Dataset rows:
—————
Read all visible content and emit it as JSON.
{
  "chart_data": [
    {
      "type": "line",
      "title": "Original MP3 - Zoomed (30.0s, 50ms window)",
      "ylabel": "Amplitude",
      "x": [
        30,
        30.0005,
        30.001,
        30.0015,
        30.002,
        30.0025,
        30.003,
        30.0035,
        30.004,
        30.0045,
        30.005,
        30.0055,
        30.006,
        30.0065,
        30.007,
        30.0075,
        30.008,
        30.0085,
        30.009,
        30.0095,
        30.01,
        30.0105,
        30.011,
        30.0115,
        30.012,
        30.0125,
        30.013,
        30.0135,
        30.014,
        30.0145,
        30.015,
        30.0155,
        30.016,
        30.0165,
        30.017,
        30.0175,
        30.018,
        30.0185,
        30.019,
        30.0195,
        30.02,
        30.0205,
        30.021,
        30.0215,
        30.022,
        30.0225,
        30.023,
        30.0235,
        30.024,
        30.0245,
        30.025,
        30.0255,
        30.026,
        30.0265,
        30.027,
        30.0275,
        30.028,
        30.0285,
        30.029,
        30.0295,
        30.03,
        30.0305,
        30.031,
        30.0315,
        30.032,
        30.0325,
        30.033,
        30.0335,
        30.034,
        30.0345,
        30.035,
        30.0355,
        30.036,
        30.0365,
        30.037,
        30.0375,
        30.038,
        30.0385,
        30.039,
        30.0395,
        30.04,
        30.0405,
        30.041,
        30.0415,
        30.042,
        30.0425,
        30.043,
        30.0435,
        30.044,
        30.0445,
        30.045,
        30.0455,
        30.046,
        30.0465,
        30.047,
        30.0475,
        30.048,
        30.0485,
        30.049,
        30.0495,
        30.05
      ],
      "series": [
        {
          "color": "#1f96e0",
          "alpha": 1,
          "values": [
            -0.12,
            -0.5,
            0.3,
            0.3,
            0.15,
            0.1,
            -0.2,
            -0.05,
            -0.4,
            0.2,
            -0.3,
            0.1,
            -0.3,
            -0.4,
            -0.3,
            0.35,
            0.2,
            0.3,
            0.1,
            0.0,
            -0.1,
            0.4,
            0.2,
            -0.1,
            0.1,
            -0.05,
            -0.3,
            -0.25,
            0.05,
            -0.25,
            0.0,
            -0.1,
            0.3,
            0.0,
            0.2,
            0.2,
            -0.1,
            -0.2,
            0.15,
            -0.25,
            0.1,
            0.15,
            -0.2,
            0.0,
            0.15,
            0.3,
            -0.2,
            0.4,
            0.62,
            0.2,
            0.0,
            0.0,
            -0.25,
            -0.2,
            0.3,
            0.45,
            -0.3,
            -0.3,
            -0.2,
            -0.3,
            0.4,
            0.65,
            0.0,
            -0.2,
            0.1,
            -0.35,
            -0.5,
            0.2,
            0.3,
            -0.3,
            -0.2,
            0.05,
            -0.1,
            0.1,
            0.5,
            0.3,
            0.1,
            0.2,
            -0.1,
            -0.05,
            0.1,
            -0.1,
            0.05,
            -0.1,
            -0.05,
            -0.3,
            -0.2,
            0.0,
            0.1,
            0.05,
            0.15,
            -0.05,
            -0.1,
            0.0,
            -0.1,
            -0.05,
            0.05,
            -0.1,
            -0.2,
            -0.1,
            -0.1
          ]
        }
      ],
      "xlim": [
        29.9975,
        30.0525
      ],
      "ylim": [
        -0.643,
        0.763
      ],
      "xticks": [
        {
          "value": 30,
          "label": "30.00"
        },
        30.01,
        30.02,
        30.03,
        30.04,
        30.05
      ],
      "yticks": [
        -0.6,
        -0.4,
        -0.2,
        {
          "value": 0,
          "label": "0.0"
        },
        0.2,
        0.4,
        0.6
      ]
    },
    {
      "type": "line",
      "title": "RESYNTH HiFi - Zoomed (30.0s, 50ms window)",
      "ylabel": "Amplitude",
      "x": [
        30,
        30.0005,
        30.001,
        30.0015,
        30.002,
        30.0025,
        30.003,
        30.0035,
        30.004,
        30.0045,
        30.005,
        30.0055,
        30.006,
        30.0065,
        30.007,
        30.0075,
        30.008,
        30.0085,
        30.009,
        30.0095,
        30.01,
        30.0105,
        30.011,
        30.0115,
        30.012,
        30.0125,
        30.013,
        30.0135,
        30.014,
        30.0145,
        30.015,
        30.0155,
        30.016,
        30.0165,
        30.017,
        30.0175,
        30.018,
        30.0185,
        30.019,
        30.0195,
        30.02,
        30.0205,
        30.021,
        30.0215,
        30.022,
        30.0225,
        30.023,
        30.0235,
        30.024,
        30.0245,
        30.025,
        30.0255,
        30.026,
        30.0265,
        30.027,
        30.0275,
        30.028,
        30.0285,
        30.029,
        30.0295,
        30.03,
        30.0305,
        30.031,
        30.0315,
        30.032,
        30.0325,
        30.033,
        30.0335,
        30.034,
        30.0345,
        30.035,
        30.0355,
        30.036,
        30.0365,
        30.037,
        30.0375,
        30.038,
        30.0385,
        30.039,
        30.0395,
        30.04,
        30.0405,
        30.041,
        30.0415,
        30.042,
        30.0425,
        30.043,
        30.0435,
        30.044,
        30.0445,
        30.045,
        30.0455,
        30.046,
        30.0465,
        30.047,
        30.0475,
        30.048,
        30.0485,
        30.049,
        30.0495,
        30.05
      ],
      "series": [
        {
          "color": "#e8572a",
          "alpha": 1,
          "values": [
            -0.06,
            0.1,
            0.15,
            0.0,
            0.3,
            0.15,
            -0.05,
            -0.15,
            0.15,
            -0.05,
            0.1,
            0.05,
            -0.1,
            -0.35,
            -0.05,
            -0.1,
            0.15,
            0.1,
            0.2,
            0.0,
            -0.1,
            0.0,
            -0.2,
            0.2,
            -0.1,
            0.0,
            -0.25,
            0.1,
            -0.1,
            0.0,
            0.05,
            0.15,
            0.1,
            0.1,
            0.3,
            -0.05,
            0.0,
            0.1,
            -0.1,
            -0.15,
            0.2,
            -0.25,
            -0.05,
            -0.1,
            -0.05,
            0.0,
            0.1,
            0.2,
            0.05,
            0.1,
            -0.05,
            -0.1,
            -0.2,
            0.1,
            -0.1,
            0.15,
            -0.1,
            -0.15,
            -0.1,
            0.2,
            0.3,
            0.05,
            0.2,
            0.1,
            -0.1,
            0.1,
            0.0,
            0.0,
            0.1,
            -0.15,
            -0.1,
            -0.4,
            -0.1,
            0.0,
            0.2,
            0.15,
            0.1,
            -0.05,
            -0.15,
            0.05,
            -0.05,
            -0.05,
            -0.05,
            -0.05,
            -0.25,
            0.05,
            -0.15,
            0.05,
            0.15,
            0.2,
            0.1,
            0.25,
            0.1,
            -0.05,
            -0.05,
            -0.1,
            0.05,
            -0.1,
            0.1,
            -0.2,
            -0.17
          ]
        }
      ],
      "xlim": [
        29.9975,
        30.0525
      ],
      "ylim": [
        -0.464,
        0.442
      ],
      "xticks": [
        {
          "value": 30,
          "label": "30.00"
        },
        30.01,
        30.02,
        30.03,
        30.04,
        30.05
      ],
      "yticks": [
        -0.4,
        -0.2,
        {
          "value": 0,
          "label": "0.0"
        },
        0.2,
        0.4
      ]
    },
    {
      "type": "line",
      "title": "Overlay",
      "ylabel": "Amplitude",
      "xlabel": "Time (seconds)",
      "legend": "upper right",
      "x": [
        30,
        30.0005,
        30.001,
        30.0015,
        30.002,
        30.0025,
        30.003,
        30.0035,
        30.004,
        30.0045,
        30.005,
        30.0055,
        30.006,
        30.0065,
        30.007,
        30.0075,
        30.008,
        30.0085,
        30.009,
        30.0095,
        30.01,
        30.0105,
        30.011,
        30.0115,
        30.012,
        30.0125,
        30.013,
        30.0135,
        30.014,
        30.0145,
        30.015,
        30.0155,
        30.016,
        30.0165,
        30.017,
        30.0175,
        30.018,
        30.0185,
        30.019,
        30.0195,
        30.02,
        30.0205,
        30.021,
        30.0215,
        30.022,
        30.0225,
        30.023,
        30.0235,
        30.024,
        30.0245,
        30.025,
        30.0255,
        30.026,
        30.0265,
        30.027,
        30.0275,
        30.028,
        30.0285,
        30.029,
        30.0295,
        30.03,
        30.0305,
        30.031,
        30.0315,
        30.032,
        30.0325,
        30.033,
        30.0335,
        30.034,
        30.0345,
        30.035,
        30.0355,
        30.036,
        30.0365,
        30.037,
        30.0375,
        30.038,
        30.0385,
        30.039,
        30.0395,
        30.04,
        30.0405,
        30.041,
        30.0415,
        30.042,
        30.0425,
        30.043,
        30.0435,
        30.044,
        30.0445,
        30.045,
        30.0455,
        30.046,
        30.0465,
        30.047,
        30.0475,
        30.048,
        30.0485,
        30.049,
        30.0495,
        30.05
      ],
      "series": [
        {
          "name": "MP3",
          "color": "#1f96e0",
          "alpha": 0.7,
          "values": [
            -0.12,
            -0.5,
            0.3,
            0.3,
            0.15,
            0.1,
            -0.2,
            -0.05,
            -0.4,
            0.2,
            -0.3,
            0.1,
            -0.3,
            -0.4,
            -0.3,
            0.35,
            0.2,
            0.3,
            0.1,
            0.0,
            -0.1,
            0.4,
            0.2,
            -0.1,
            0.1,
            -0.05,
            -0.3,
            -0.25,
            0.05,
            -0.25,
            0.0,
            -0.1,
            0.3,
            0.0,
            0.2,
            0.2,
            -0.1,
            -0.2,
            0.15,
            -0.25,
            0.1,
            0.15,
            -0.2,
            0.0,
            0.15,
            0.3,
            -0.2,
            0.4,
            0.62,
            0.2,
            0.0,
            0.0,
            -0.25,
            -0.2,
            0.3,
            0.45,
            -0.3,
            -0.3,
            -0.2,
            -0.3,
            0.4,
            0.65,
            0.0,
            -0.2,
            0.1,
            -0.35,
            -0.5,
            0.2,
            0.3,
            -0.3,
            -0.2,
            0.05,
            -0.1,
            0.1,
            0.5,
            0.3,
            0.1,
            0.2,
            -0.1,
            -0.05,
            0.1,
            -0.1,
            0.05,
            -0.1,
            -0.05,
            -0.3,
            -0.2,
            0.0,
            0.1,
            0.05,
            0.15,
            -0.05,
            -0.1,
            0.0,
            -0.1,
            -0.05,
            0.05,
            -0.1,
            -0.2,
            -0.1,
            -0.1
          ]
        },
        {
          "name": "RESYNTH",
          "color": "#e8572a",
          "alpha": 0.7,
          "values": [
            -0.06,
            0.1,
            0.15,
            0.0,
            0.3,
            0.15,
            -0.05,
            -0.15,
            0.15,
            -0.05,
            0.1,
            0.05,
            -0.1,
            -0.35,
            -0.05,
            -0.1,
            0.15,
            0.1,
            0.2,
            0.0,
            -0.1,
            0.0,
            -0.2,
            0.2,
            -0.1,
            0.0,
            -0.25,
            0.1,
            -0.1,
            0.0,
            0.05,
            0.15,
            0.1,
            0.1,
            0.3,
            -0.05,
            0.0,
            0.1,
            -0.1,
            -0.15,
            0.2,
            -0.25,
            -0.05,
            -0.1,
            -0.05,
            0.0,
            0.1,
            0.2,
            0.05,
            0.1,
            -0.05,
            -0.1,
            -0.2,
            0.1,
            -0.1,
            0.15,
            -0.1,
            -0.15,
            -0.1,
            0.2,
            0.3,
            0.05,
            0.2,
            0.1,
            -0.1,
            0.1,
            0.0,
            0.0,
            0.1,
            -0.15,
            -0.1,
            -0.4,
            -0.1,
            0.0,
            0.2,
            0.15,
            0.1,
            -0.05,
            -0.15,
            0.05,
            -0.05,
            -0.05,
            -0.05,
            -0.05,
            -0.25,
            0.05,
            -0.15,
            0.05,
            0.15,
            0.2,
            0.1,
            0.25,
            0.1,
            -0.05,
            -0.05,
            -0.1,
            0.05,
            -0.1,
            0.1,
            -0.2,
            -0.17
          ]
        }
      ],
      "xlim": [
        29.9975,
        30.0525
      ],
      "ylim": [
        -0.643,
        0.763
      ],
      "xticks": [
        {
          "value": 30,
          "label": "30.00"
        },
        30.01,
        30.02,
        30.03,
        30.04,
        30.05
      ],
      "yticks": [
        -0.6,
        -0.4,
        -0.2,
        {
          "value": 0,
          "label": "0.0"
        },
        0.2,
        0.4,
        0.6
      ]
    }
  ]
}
—————
Problem description: Search the preceding listing for the word "window" and pull out every line that holds it.

Final result:
      "title": "Original MP3 - Zoomed (30.0s, 50ms window)",
      "title": "RESYNTH HiFi - Zoomed (30.0s, 50ms window)",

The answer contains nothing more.